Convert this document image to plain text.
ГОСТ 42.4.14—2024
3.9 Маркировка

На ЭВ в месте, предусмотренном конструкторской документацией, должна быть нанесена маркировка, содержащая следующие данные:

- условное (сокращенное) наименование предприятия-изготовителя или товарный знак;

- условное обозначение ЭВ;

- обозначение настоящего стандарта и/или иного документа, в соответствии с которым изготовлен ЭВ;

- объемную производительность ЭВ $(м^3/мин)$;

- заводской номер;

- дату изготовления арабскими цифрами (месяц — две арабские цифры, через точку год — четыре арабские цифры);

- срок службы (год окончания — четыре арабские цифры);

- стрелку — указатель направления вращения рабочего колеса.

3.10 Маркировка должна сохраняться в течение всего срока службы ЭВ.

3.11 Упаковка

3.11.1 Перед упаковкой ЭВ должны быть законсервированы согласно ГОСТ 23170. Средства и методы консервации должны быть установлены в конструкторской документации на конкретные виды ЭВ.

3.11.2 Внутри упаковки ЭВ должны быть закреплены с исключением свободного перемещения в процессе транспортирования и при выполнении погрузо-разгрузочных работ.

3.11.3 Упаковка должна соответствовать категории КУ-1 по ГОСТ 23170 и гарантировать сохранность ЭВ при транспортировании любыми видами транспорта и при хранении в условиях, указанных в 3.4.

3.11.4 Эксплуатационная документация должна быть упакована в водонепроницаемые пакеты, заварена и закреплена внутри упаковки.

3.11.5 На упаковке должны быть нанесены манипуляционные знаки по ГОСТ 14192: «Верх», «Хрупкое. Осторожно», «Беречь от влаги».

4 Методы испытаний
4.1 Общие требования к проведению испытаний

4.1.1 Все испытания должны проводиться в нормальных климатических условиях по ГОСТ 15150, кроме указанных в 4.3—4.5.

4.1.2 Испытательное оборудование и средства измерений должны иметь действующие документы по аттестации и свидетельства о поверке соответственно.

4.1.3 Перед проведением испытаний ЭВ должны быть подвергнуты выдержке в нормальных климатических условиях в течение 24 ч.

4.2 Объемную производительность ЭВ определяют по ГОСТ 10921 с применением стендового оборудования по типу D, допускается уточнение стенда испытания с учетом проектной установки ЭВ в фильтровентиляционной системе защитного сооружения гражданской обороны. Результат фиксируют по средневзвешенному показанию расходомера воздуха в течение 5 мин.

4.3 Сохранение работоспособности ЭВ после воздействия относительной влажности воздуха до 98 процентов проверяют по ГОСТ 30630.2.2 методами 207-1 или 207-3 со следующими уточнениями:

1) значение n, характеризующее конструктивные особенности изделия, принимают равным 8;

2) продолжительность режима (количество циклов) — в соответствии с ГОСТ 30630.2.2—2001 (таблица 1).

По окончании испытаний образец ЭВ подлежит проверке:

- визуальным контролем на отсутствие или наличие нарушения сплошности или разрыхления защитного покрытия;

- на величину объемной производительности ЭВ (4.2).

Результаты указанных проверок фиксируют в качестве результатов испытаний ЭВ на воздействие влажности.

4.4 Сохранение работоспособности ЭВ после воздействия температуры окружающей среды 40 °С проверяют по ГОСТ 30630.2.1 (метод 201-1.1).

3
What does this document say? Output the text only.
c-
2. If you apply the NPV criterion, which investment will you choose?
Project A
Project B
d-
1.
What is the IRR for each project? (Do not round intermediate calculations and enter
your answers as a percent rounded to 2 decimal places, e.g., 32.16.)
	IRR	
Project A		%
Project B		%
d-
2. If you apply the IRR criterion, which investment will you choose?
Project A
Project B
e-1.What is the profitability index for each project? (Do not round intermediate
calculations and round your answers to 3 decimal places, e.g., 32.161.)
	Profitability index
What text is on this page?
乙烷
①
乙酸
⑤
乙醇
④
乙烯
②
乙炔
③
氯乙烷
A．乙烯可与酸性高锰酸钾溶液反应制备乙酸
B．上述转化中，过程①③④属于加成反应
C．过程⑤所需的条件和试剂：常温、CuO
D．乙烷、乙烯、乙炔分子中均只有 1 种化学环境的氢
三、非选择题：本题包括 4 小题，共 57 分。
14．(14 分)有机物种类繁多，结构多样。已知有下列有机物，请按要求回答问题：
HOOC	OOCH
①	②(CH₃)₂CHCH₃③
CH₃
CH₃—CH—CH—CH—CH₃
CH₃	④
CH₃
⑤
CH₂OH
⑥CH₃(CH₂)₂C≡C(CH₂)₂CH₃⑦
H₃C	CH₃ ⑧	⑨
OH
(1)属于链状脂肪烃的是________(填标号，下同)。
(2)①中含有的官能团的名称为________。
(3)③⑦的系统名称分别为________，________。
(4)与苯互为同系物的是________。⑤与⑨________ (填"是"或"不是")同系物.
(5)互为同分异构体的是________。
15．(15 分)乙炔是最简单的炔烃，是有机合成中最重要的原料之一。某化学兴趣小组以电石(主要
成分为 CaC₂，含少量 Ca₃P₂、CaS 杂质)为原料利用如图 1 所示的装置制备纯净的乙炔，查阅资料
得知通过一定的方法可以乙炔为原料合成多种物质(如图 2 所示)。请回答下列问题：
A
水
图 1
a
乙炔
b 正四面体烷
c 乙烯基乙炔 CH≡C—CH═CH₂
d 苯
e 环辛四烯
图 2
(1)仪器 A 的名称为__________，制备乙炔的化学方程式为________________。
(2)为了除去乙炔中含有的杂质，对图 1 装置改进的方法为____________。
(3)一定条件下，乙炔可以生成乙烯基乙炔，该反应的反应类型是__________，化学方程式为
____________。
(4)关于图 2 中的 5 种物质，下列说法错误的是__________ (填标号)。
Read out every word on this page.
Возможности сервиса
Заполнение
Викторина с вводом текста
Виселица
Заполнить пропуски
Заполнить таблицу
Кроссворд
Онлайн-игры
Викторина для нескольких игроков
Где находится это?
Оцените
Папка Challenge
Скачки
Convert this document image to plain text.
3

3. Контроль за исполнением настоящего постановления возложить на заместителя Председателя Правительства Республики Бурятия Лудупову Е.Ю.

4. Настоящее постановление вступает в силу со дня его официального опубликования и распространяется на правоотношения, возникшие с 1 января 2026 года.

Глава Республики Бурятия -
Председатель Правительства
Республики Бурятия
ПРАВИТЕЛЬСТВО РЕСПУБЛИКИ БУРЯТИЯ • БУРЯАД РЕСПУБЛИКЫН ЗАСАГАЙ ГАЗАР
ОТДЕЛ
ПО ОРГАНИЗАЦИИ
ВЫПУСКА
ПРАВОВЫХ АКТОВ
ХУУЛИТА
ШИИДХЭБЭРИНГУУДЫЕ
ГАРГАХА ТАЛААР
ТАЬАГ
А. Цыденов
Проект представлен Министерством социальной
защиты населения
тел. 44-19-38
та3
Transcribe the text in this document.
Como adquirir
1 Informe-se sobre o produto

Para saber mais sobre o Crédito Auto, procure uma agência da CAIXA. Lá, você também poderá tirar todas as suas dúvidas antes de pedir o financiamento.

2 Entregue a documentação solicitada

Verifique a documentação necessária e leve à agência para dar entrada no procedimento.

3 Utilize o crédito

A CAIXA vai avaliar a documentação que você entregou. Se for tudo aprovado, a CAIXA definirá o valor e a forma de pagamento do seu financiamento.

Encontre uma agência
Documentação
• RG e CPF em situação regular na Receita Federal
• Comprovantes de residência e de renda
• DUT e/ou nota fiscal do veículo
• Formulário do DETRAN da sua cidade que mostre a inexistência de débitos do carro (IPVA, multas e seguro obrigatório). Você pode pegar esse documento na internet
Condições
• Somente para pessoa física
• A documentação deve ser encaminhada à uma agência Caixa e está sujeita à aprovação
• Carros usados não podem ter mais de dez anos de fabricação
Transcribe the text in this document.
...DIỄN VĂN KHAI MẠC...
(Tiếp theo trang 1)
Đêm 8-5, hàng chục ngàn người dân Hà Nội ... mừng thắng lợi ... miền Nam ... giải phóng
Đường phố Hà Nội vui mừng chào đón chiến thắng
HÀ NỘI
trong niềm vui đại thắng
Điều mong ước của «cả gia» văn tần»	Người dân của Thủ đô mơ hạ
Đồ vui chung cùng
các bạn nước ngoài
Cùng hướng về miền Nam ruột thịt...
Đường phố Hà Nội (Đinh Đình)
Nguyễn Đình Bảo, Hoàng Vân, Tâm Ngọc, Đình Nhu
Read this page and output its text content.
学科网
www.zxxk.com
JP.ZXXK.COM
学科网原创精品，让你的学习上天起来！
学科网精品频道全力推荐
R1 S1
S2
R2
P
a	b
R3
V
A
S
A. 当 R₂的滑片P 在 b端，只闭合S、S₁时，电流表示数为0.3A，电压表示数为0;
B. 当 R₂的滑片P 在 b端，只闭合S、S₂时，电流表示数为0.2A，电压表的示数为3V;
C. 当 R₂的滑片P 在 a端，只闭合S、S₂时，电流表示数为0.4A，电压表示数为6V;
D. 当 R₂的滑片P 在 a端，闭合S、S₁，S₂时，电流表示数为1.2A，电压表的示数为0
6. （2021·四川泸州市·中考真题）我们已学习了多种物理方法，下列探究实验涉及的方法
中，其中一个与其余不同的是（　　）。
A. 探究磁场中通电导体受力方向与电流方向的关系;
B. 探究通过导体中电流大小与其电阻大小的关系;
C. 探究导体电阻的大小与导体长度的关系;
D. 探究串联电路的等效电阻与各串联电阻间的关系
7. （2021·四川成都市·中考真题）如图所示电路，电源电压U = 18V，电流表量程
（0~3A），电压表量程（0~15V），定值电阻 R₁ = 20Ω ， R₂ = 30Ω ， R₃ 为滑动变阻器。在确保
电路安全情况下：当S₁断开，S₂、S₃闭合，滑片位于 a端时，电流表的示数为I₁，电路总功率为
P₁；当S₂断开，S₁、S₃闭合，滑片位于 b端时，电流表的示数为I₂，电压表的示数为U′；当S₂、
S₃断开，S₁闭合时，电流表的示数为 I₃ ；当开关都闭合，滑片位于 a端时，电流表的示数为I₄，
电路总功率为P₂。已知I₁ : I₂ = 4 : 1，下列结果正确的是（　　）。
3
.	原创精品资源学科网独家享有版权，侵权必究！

(THE TASK) Copy each line of the listing that includes "mừng".

(CORRECT RESULT)
Đêm 8-5, hàng chục ngàn người dân Hà Nội ... mừng thắng lợi ... miền Nam ... giải phóng
Đường phố Hà Nội vui mừng chào đón chiến thắng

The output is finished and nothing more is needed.